## WHAT IS EXPECTED
Output every line of the data exactly as it appears.

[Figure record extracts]
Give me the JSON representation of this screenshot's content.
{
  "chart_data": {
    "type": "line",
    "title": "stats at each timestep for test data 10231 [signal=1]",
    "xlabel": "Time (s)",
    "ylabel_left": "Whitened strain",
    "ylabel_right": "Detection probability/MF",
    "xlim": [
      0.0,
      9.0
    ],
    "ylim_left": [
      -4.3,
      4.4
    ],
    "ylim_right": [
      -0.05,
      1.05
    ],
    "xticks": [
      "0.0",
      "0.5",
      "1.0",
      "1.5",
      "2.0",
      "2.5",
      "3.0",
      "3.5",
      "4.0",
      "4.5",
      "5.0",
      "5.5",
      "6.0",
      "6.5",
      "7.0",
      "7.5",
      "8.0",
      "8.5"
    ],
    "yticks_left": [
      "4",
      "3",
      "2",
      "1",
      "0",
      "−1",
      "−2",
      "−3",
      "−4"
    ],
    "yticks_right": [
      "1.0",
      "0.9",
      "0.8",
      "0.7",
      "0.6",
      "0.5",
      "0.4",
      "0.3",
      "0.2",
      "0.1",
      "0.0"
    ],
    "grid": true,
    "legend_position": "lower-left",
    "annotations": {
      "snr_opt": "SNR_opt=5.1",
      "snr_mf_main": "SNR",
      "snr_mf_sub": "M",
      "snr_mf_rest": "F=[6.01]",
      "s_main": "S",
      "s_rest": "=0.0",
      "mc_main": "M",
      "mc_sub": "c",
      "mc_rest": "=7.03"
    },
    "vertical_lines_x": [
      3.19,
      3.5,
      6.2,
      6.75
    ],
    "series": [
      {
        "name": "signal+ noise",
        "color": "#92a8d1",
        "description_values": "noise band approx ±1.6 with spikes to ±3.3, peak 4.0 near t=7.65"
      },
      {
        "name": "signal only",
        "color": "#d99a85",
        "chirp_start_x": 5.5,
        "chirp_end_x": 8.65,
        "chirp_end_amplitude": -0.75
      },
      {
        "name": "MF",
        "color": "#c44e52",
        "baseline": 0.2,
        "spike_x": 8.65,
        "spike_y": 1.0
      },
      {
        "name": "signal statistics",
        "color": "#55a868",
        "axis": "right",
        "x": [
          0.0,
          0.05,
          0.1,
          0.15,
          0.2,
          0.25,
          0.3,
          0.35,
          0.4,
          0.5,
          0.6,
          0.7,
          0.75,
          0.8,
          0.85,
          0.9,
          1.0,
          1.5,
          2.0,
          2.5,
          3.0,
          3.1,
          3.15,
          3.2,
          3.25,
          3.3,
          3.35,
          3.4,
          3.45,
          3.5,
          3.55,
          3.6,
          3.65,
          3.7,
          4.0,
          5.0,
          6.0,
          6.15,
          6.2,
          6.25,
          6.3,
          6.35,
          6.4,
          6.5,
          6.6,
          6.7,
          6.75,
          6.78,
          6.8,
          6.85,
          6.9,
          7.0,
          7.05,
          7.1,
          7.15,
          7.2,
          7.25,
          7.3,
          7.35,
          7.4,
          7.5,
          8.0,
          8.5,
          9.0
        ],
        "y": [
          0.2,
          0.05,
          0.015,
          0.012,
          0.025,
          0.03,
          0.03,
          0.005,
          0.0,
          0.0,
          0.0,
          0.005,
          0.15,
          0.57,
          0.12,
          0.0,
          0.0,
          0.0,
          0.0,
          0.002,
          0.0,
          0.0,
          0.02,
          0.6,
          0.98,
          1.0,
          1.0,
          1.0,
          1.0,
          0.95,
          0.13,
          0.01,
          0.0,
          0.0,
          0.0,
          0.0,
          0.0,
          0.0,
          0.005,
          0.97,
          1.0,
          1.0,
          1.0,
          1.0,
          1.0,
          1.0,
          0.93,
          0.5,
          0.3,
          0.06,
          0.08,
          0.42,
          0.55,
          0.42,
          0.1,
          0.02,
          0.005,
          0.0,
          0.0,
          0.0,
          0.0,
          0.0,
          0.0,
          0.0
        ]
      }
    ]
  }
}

## WRITTEN RESPONSE
Give me the JSON representation of this screenshot's content.
{
  "chart_data": {
    "type": "line",
    "title": "stats at each timestep for test data 10231 [signal=1]",
    "xlabel": "Time (s)",
    "ylabel_left": "Whitened strain",
    "ylabel_right": "Detection probability/MF",
    "xlim": [
      0.0,
      9.0
    ],
    "ylim_left": [
      -4.3,
      4.4
    ],
    "ylim_right": [
      -0.05,
      1.05
    ],
    "xticks": [
      "0.0",
      "0.5",
      "1.0",
      "1.5",
      "2.0",
      "2.5",
      "3.0",
      "3.5",
      "4.0",
      "4.5",
      "5.0",
      "5.5",
      "6.0",
      "6.5",
      "7.0",
      "7.5",
      "8.0",
      "8.5"
    ],
    "yticks_left": [
      "4",
      "3",
      "2",
      "1",
      "0",
      "−1",
      "−2",
      "−3",
      "−4"
    ],
    "yticks_right": [
      "1.0",
      "0.9",
      "0.8",
      "0.7",
      "0.6",
      "0.5",
      "0.4",
      "0.3",
      "0.2",
      "0.1",
      "0.0"
    ],
    "grid": true,
    "legend_position": "lower-left",
    "annotations": {
      "snr_opt": "SNR_opt=5.1",
      "snr_mf_main": "SNR",
      "snr_mf_sub": "M",
      "snr_mf_rest": "F=[6.01]",
      "s_main": "S",
      "s_rest": "=0.0",
      "mc_main": "M",
      "mc_sub": "c",
      "mc_rest": "=7.03"
    },
    "vertical_lines_x": [
      3.19,
      3.5,
      6.2,
      6.75
    ],
    "series": [
      {
        "name": "signal+ noise",
        "color": "#92a8d1",
        "description_values": "noise band approx ±1.6 with spikes to ±3.3, peak 4.0 near t=7.65"
      },
      {
        "name": "signal only",
        "color": "#d99a85",
        "chirp_start_x": 5.5,
        "chirp_end_x": 8.65,
        "chirp_end_amplitude": -0.75
      },
      {
        "name": "MF",
        "color": "#c44e52",
        "baseline": 0.2,
        "spike_x": 8.65,
        "spike_y": 1.0
      },
      {
        "name": "signal statistics",
        "color": "#55a868",
        "axis": "right",
        "x": [
          0.0,
          0.05,
          0.1,
          0.15,
          0.2,
          0.25,
          0.3,
          0.35,
          0.4,
          0.5,
          0.6,
          0.7,
          0.75,
          0.8,
          0.85,
          0.9,
          1.0,
          1.5,
          2.0,
          2.5,
          3.0,
          3.1,
          3.15,
          3.2,
          3.25,
          3.3,
          3.35,
          3.4,
          3.45,
          3.5,
          3.55,
          3.6,
          3.65,
          3.7,
          4.0,
          5.0,
          6.0,
          6.15,
          6.2,
          6.25,
          6.3,
          6.35,
          6.4,
          6.5,
          6.6,
          6.7,
          6.75,
          6.78,
          6.8,
          6.85,
          6.9,
          7.0,
          7.05,
          7.1,
          7.15,
          7.2,
          7.25,
          7.3,
          7.35,
          7.4,
          7.5,
          8.0,
          8.5,
          9.0
        ],
        "y": [
          0.2,
          0.05,
          0.015,
          0.012,
          0.025,
          0.03,
          0.03,
          0.005,
          0.0,
          0.0,
          0.0,
          0.005,
          0.15,
          0.57,
          0.12,
          0.0,
          0.0,
          0.0,
          0.0,
          0.002,
          0.0,
          0.0,
          0.02,
          0.6,
          0.98,
          1.0,
          1.0,
          1.0,
          1.0,
          0.95,
          0.13,
          0.01,
          0.0,
          0.0,
          0.0,
          0.0,
          0.0,
          0.0,
          0.005,
          0.97,
          1.0,
          1.0,
          1.0,
          1.0,
          1.0,
          1.0,
          0.93,
          0.5,
          0.3,
          0.06,
          0.08,
          0.42,
          0.55,
          0.42,
          0.1,
          0.02,
          0.005,
          0.0,
          0.0,
          0.0,
          0.0,
          0.0,
          0.0,
          0.0
        ]
      }
    ]
  }
}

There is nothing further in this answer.